» PROBLEM REQUIREMENTS:
Omit all pictures. Copy the rest of the material exactly.

» TASK INPUT:

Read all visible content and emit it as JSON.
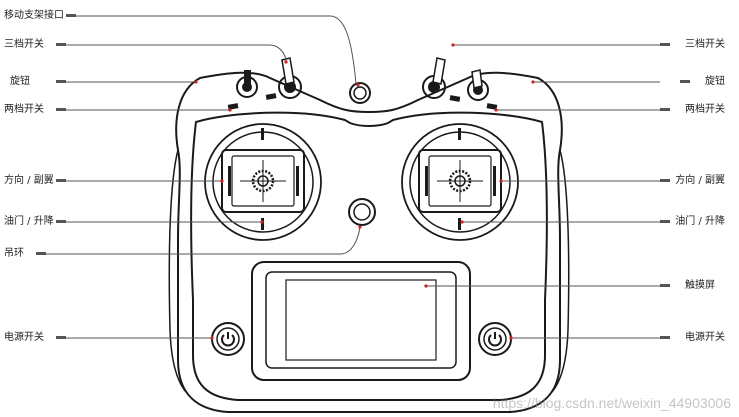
{
  "labels": {
    "mobile_bracket_port": "移动支架接口",
    "three_pos_switch_left": "三档开关",
    "knob_left": "旋钮",
    "two_pos_switch_left": "两档开关",
    "direction_aileron_left": "方向 / 副翼",
    "throttle_lift_left": "油门 / 升降",
    "lanyard_ring": "吊环",
    "power_switch_left": "电源开关",
    "three_pos_switch_right": "三档开关",
    "knob_right": "旋钮",
    "two_pos_switch_right": "两档开关",
    "direction_aileron_right": "方向 / 副翼",
    "throttle_lift_right": "油门 / 升降",
    "touch_screen": "触摸屏",
    "power_switch_right": "电源开关"
  },
  "watermark": "https://blog.csdn.net/weixin_44903006",
  "colors": {
    "stroke": "#1a1a1a",
    "marker": "#cc2222",
    "leader": "#555555"
  }
}
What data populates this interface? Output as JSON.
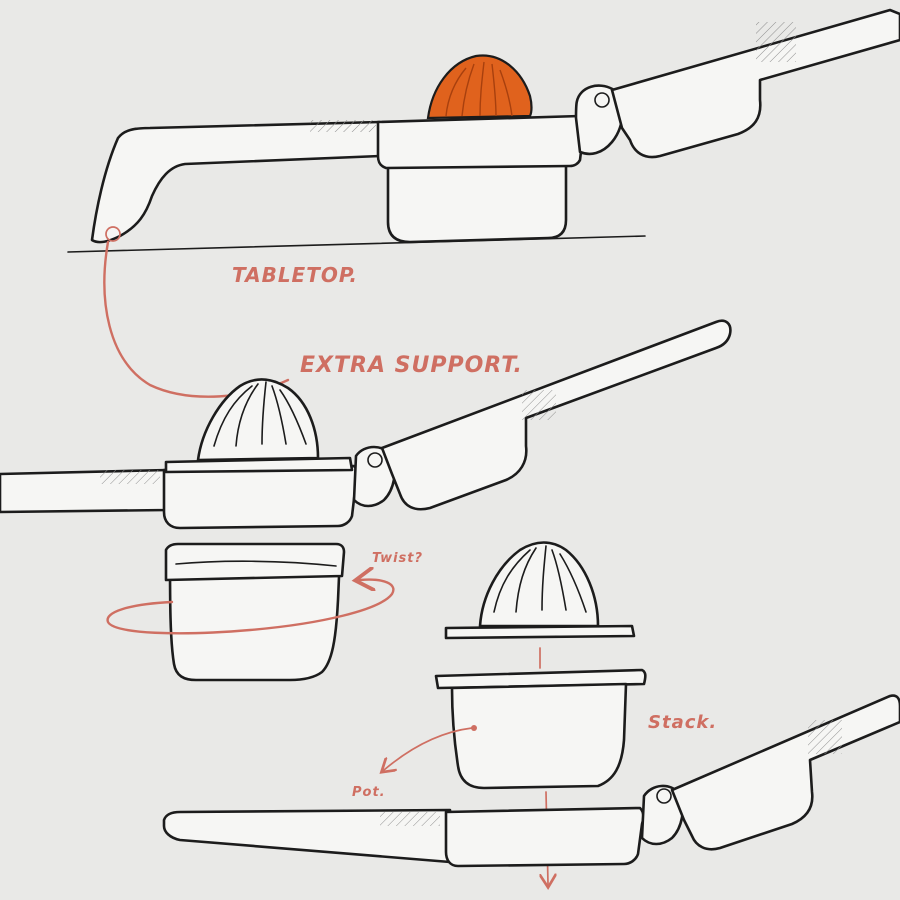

» EXERCISE OUTPUT:
Read all visible content and emit it as JSON.
{
  "labels": {
    "mobile_bracket_port": "移动支架接口",
    "three_pos_switch_left": "三档开关",
    "knob_left": "旋钮",
    "two_pos_switch_left": "两档开关",
    "direction_aileron_left": "方向 / 副翼",
    "throttle_lift_left": "油门 / 升降",
    "lanyard_ring": "吊环",
    "power_switch_left": "电源开关",
    "three_pos_switch_right": "三档开关",
    "knob_right": "旋钮",
    "two_pos_switch_right": "两档开关",
    "direction_aileron_right": "方向 / 副翼",
    "throttle_lift_right": "油门 / 升降",
    "touch_screen": "触摸屏",
    "power_switch_right": "电源开关"
  },
  "watermark": "https://blog.csdn.net/weixin_44903006",
  "colors": {
    "stroke": "#1a1a1a",
    "marker": "#cc2222",
    "leader": "#555555"
  }
}
What data populates this interface? Output as JSON.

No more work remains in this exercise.